[Records that describe figures]
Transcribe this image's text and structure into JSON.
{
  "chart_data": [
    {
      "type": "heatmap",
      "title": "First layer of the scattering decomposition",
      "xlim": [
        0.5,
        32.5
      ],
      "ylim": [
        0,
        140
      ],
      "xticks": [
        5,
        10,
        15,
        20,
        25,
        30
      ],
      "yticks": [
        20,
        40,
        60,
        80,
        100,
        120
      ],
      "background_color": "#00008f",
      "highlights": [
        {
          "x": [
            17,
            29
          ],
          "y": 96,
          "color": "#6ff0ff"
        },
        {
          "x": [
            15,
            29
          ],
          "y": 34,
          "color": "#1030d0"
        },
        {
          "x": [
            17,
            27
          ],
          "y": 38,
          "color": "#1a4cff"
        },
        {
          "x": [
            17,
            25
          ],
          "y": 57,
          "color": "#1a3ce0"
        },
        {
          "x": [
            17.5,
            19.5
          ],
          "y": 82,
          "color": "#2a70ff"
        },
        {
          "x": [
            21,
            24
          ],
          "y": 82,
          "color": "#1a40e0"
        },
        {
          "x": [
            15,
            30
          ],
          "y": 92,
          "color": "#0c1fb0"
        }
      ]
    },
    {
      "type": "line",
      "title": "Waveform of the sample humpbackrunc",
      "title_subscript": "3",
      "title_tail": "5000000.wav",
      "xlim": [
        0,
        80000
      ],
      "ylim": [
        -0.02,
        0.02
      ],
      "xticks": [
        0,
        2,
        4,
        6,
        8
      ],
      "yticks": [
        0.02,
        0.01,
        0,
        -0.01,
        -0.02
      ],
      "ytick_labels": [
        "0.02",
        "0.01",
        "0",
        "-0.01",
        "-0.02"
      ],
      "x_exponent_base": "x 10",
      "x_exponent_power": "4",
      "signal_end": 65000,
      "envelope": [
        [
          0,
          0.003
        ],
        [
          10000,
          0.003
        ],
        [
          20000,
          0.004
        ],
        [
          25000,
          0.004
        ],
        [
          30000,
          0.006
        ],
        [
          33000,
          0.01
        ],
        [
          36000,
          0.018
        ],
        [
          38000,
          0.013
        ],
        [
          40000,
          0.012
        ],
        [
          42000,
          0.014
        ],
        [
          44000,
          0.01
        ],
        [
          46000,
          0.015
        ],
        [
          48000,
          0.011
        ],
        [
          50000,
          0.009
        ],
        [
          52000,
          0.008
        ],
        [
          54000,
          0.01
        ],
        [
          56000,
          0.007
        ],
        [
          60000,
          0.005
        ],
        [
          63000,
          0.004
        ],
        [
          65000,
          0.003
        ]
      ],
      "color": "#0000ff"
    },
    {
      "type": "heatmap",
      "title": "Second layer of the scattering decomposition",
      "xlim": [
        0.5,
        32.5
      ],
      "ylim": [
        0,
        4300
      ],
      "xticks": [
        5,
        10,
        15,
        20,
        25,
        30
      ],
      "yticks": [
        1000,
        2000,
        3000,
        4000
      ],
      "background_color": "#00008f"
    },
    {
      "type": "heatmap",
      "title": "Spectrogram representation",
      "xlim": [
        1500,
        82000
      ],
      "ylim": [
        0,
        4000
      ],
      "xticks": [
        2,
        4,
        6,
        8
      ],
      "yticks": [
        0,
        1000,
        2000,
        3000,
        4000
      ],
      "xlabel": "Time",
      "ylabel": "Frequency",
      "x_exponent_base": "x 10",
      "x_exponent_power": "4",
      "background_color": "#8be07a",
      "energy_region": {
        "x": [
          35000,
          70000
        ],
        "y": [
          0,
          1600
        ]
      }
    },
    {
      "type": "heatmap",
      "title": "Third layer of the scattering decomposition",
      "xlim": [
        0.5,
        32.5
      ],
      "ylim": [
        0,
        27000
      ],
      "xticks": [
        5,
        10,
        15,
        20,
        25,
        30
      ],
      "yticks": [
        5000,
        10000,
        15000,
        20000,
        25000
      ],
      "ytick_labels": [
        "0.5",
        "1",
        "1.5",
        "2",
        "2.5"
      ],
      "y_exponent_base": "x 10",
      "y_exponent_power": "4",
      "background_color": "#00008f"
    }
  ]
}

- JOB -
Answer with one number: how many lines of the entries above include the word "layer".

- FULL SOLUTION -
3